Records from a data source |
_ _ _ _

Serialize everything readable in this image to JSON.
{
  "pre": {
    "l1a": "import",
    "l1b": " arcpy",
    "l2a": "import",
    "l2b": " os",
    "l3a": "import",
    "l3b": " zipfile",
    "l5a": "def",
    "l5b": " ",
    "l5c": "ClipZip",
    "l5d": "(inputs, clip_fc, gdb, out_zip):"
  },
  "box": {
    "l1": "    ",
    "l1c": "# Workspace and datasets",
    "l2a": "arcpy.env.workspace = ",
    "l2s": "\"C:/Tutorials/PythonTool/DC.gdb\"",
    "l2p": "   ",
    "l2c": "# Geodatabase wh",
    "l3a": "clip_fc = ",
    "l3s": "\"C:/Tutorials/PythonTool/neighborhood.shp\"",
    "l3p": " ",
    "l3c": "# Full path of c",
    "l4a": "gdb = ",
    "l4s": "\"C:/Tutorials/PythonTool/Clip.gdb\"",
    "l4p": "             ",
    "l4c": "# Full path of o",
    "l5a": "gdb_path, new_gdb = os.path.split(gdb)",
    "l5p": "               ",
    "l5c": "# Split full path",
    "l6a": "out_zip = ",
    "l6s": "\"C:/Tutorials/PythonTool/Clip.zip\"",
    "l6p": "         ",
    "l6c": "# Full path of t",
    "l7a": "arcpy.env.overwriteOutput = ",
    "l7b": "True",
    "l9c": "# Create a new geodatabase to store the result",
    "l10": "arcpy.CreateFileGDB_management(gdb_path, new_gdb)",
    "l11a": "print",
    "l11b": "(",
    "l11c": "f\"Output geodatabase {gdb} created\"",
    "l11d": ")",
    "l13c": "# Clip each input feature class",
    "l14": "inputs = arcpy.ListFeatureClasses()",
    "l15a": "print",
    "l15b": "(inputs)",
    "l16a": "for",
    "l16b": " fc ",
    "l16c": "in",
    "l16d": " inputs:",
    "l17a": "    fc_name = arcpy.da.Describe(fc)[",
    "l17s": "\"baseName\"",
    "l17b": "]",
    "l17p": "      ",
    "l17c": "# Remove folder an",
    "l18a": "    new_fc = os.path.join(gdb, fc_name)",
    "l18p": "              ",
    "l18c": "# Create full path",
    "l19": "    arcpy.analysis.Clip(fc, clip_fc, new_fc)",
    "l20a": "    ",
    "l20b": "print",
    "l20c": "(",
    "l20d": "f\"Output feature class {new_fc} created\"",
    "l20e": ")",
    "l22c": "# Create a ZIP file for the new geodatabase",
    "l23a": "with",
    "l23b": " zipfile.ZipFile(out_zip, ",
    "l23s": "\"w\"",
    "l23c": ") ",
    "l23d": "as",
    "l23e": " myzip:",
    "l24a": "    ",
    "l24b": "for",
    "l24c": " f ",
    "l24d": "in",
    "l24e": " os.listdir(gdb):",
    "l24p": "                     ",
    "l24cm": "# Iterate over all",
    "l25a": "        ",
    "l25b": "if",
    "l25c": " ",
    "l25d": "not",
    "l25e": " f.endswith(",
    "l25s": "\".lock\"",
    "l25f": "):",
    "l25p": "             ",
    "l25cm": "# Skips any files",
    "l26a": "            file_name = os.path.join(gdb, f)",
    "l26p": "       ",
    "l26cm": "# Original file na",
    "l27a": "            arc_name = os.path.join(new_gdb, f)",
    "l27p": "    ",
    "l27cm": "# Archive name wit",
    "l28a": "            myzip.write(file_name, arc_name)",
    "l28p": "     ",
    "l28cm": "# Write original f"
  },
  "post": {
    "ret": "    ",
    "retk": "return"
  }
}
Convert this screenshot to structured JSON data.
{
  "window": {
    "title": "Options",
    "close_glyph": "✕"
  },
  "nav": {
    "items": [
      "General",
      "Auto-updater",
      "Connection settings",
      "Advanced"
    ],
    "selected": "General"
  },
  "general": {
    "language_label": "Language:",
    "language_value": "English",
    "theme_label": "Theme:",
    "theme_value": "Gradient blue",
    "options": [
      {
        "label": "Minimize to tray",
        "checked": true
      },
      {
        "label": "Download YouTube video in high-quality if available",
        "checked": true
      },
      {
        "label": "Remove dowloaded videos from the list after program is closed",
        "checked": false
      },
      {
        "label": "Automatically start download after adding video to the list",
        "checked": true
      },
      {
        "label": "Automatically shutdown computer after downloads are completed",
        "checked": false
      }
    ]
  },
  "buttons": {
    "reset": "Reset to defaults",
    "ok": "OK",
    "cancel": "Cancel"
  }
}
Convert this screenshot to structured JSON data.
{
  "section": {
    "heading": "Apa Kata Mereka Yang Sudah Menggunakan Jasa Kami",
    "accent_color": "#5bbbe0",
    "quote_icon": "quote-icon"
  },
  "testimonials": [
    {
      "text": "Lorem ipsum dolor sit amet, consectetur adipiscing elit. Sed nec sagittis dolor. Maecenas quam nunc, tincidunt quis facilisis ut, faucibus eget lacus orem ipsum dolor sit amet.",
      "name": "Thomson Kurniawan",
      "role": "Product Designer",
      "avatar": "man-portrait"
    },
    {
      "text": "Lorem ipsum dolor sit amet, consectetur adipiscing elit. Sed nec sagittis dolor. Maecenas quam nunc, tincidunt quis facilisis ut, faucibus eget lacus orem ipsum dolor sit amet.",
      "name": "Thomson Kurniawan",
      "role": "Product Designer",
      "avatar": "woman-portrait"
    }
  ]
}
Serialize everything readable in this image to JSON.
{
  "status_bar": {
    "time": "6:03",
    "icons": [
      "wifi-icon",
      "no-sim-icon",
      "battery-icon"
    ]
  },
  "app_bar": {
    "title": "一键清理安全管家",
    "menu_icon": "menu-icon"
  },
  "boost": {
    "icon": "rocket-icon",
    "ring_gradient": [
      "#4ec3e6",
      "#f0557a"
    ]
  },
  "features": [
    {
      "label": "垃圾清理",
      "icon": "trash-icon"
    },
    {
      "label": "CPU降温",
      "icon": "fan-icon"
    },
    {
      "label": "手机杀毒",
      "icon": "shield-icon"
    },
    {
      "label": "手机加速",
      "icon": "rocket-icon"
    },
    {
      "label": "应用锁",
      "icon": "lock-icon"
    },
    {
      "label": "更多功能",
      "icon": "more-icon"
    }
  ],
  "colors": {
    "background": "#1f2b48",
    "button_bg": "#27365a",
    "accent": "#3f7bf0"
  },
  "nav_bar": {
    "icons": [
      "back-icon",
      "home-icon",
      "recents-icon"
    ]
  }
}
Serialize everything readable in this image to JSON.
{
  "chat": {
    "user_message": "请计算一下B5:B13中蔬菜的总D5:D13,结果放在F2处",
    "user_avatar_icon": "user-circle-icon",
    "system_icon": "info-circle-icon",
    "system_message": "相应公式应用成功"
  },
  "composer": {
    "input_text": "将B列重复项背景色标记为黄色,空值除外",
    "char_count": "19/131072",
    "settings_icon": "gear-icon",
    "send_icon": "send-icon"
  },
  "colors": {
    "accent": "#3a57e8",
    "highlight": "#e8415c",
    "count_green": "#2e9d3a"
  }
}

_ _ _ _

WRITTEN REQUEST | Copy all data exactly, start to finish.

WRITTEN RESPONSE |
Serialize everything readable in this image to JSON.
{
  "pre": {
    "l1a": "import",
    "l1b": " arcpy",
    "l2a": "import",
    "l2b": " os",
    "l3a": "import",
    "l3b": " zipfile",
    "l5a": "def",
    "l5b": " ",
    "l5c": "ClipZip",
    "l5d": "(inputs, clip_fc, gdb, out_zip):"
  },
  "box": {
    "l1": "    ",
    "l1c": "# Workspace and datasets",
    "l2a": "arcpy.env.workspace = ",
    "l2s": "\"C:/Tutorials/PythonTool/DC.gdb\"",
    "l2p": "   ",
    "l2c": "# Geodatabase wh",
    "l3a": "clip_fc = ",
    "l3s": "\"C:/Tutorials/PythonTool/neighborhood.shp\"",
    "l3p": " ",
    "l3c": "# Full path of c",
    "l4a": "gdb = ",
    "l4s": "\"C:/Tutorials/PythonTool/Clip.gdb\"",
    "l4p": "             ",
    "l4c": "# Full path of o",
    "l5a": "gdb_path, new_gdb = os.path.split(gdb)",
    "l5p": "               ",
    "l5c": "# Split full path",
    "l6a": "out_zip = ",
    "l6s": "\"C:/Tutorials/PythonTool/Clip.zip\"",
    "l6p": "         ",
    "l6c": "# Full path of t",
    "l7a": "arcpy.env.overwriteOutput = ",
    "l7b": "True",
    "l9c": "# Create a new geodatabase to store the result",
    "l10": "arcpy.CreateFileGDB_management(gdb_path, new_gdb)",
    "l11a": "print",
    "l11b": "(",
    "l11c": "f\"Output geodatabase {gdb} created\"",
    "l11d": ")",
    "l13c": "# Clip each input feature class",
    "l14": "inputs = arcpy.ListFeatureClasses()",
    "l15a": "print",
    "l15b": "(inputs)",
    "l16a": "for",
    "l16b": " fc ",
    "l16c": "in",
    "l16d": " inputs:",
    "l17a": "    fc_name = arcpy.da.Describe(fc)[",
    "l17s": "\"baseName\"",
    "l17b": "]",
    "l17p": "      ",
    "l17c": "# Remove folder an",
    "l18a": "    new_fc = os.path.join(gdb, fc_name)",
    "l18p": "              ",
    "l18c": "# Create full path",
    "l19": "    arcpy.analysis.Clip(fc, clip_fc, new_fc)",
    "l20a": "    ",
    "l20b": "print",
    "l20c": "(",
    "l20d": "f\"Output feature class {new_fc} created\"",
    "l20e": ")",
    "l22c": "# Create a ZIP file for the new geodatabase",
    "l23a": "with",
    "l23b": " zipfile.ZipFile(out_zip, ",
    "l23s": "\"w\"",
    "l23c": ") ",
    "l23d": "as",
    "l23e": " myzip:",
    "l24a": "    ",
    "l24b": "for",
    "l24c": " f ",
    "l24d": "in",
    "l24e": " os.listdir(gdb):",
    "l24p": "                     ",
    "l24cm": "# Iterate over all",
    "l25a": "        ",
    "l25b": "if",
    "l25c": " ",
    "l25d": "not",
    "l25e": " f.endswith(",
    "l25s": "\".lock\"",
    "l25f": "):",
    "l25p": "             ",
    "l25cm": "# Skips any files",
    "l26a": "            file_name = os.path.join(gdb, f)",
    "l26p": "       ",
    "l26cm": "# Original file na",
    "l27a": "            arc_name = os.path.join(new_gdb, f)",
    "l27p": "    ",
    "l27cm": "# Archive name wit",
    "l28a": "            myzip.write(file_name, arc_name)",
    "l28p": "     ",
    "l28cm": "# Write original f"
  },
  "post": {
    "ret": "    ",
    "retk": "return"
  }
}
Convert this screenshot to structured JSON data.
{
  "window": {
    "title": "Options",
    "close_glyph": "✕"
  },
  "nav": {
    "items": [
      "General",
      "Auto-updater",
      "Connection settings",
      "Advanced"
    ],
    "selected": "General"
  },
  "general": {
    "language_label": "Language:",
    "language_value": "English",
    "theme_label": "Theme:",
    "theme_value": "Gradient blue",
    "options": [
      {
        "label": "Minimize to tray",
        "checked": true
      },
      {
        "label": "Download YouTube video in high-quality if available",
        "checked": true
      },
      {
        "label": "Remove dowloaded videos from the list after program is closed",
        "checked": false
      },
      {
        "label": "Automatically start download after adding video to the list",
        "checked": true
      },
      {
        "label": "Automatically shutdown computer after downloads are completed",
        "checked": false
      }
    ]
  },
  "buttons": {
    "reset": "Reset to defaults",
    "ok": "OK",
    "cancel": "Cancel"
  }
}
Convert this screenshot to structured JSON data.
{
  "section": {
    "heading": "Apa Kata Mereka Yang Sudah Menggunakan Jasa Kami",
    "accent_color": "#5bbbe0",
    "quote_icon": "quote-icon"
  },
  "testimonials": [
    {
      "text": "Lorem ipsum dolor sit amet, consectetur adipiscing elit. Sed nec sagittis dolor. Maecenas quam nunc, tincidunt quis facilisis ut, faucibus eget lacus orem ipsum dolor sit amet.",
      "name": "Thomson Kurniawan",
      "role": "Product Designer",
      "avatar": "man-portrait"
    },
    {
      "text": "Lorem ipsum dolor sit amet, consectetur adipiscing elit. Sed nec sagittis dolor. Maecenas quam nunc, tincidunt quis facilisis ut, faucibus eget lacus orem ipsum dolor sit amet.",
      "name": "Thomson Kurniawan",
      "role": "Product Designer",
      "avatar": "woman-portrait"
    }
  ]
}
Serialize everything readable in this image to JSON.
{
  "status_bar": {
    "time": "6:03",
    "icons": [
      "wifi-icon",
      "no-sim-icon",
      "battery-icon"
    ]
  },
  "app_bar": {
    "title": "一键清理安全管家",
    "menu_icon": "menu-icon"
  },
  "boost": {
    "icon": "rocket-icon",
    "ring_gradient": [
      "#4ec3e6",
      "#f0557a"
    ]
  },
  "features": [
    {
      "label": "垃圾清理",
      "icon": "trash-icon"
    },
    {
      "label": "CPU降温",
      "icon": "fan-icon"
    },
    {
      "label": "手机杀毒",
      "icon": "shield-icon"
    },
    {
      "label": "手机加速",
      "icon": "rocket-icon"
    },
    {
      "label": "应用锁",
      "icon": "lock-icon"
    },
    {
      "label": "更多功能",
      "icon": "more-icon"
    }
  ],
  "colors": {
    "background": "#1f2b48",
    "button_bg": "#27365a",
    "accent": "#3f7bf0"
  },
  "nav_bar": {
    "icons": [
      "back-icon",
      "home-icon",
      "recents-icon"
    ]
  }
}
Serialize everything readable in this image to JSON.
{
  "chat": {
    "user_message": "请计算一下B5:B13中蔬菜的总D5:D13,结果放在F2处",
    "user_avatar_icon": "user-circle-icon",
    "system_icon": "info-circle-icon",
    "system_message": "相应公式应用成功"
  },
  "composer": {
    "input_text": "将B列重复项背景色标记为黄色,空值除外",
    "char_count": "19/131072",
    "settings_icon": "gear-icon",
    "send_icon": "send-icon"
  },
  "colors": {
    "accent": "#3a57e8",
    "highlight": "#e8415c",
    "count_green": "#2e9d3a"
  }
}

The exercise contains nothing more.